***** INPUT RECORDS

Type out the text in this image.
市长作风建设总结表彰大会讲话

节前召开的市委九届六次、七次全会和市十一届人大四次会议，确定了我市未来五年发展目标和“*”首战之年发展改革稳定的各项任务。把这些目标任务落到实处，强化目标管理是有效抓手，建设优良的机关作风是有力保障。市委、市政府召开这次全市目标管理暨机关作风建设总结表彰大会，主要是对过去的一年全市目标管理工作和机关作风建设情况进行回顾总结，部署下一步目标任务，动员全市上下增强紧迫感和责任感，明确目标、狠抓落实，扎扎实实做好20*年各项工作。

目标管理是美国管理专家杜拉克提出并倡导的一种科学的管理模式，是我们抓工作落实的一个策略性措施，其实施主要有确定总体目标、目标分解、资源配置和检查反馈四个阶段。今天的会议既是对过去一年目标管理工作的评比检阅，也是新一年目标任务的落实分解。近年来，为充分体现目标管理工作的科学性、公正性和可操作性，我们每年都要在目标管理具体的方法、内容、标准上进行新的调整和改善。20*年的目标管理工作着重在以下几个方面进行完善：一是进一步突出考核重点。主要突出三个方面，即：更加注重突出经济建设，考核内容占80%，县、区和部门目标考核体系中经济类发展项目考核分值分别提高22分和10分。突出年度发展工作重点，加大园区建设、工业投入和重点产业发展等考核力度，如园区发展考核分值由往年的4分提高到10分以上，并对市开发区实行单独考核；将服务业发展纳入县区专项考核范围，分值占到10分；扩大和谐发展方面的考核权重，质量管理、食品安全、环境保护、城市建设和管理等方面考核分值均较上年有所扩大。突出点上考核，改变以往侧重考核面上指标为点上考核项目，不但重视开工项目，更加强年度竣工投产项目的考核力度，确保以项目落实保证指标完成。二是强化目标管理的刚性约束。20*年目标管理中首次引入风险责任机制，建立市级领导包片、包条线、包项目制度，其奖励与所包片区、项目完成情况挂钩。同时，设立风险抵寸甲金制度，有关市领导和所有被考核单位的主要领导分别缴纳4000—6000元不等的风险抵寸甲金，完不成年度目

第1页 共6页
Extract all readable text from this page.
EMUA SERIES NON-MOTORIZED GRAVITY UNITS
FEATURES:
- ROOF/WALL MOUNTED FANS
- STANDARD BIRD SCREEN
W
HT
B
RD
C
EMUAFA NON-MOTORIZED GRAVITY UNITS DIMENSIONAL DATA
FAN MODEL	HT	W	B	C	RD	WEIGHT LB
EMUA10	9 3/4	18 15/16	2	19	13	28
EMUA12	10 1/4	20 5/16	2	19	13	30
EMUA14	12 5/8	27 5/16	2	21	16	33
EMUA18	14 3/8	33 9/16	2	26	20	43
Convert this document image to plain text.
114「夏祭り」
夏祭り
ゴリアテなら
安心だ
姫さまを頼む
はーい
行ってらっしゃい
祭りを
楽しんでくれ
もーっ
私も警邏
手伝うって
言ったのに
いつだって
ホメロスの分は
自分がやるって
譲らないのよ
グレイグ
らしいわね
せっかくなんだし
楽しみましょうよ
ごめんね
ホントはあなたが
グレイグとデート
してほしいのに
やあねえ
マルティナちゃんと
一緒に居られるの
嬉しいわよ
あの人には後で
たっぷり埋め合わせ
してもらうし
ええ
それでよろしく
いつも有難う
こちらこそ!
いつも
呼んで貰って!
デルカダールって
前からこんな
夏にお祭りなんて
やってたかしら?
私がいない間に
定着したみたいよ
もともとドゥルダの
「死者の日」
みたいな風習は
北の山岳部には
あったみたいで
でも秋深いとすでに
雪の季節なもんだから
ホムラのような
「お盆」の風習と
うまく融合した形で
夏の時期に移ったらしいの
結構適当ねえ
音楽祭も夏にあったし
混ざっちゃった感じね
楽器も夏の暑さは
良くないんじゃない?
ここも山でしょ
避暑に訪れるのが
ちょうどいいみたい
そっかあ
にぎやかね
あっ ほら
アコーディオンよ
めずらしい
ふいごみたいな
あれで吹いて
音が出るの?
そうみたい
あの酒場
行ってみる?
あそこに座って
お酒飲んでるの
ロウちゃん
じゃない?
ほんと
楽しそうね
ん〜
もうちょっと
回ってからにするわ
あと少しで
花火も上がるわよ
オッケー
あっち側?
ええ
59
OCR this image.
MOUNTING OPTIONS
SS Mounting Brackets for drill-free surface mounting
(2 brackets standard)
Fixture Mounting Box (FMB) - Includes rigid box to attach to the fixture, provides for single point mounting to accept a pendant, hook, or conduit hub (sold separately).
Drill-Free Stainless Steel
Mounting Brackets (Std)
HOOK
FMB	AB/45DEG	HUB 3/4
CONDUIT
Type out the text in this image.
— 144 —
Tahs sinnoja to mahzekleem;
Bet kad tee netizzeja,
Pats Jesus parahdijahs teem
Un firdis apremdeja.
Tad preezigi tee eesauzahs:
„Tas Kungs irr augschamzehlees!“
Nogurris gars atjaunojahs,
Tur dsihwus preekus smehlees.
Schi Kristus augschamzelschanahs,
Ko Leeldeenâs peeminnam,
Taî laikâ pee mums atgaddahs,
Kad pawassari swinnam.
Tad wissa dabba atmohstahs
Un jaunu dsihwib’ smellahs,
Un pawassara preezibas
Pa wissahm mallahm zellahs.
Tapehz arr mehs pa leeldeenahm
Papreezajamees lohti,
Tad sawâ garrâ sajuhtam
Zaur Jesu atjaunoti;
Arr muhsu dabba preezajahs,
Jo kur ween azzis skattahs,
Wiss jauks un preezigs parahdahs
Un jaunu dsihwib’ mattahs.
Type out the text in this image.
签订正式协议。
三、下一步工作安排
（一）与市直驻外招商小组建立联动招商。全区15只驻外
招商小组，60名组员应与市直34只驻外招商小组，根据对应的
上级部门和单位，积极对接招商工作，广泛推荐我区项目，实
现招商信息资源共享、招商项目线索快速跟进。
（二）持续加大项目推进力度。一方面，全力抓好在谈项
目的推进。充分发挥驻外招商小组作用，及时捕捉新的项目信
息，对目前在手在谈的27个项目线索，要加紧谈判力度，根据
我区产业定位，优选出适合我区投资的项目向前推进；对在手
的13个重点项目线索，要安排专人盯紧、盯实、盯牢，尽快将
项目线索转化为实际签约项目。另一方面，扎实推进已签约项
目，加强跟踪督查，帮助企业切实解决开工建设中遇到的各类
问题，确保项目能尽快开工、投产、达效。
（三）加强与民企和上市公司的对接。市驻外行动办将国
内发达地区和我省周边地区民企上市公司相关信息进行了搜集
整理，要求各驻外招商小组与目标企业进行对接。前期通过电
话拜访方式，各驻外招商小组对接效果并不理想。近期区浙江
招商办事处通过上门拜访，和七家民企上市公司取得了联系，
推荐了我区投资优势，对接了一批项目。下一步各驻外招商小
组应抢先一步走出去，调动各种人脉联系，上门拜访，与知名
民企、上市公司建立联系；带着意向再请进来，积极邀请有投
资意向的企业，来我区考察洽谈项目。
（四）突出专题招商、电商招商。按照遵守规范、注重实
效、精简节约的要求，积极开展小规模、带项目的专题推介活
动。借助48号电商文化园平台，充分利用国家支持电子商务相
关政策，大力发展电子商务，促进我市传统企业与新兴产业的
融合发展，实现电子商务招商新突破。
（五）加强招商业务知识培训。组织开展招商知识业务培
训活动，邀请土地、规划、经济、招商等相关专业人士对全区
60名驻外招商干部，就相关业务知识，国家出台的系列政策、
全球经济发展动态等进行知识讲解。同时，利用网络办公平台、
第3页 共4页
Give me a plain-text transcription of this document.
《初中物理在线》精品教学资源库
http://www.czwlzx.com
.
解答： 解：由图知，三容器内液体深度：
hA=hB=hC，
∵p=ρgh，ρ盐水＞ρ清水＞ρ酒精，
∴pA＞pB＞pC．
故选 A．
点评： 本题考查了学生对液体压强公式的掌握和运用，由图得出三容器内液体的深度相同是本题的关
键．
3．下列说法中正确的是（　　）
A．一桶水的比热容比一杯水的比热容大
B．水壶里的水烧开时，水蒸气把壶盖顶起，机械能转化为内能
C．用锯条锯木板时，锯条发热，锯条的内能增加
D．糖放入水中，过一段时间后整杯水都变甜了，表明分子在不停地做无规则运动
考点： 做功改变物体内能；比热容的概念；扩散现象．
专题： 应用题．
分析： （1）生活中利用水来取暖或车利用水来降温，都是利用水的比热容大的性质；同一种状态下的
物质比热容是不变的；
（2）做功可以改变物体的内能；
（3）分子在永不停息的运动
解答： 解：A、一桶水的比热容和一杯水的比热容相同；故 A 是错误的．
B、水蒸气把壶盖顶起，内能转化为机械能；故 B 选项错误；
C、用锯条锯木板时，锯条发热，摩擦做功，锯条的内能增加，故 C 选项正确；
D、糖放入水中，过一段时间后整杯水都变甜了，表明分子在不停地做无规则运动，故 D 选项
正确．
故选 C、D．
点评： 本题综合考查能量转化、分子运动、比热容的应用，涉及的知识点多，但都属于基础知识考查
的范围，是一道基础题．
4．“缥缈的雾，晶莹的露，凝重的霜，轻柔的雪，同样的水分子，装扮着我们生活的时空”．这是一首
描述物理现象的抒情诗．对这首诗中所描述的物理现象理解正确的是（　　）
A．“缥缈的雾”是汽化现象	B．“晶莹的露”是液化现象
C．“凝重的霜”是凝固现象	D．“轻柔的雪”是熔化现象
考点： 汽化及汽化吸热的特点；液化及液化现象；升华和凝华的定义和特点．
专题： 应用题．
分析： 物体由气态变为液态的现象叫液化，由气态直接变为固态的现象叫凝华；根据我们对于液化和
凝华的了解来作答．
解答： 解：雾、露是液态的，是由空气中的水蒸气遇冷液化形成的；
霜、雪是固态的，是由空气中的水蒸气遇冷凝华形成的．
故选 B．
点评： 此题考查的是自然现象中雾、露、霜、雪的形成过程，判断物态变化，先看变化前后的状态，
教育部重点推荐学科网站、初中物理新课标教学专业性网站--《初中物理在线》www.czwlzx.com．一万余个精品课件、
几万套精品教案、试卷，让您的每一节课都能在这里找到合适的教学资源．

**********

• _WRITTEN PROBLEM_: Go through the records and pull out each line that includes the word "plain".

• _REPLY_:
Convert this document image to plain text.
Give me a plain-text transcription of this document.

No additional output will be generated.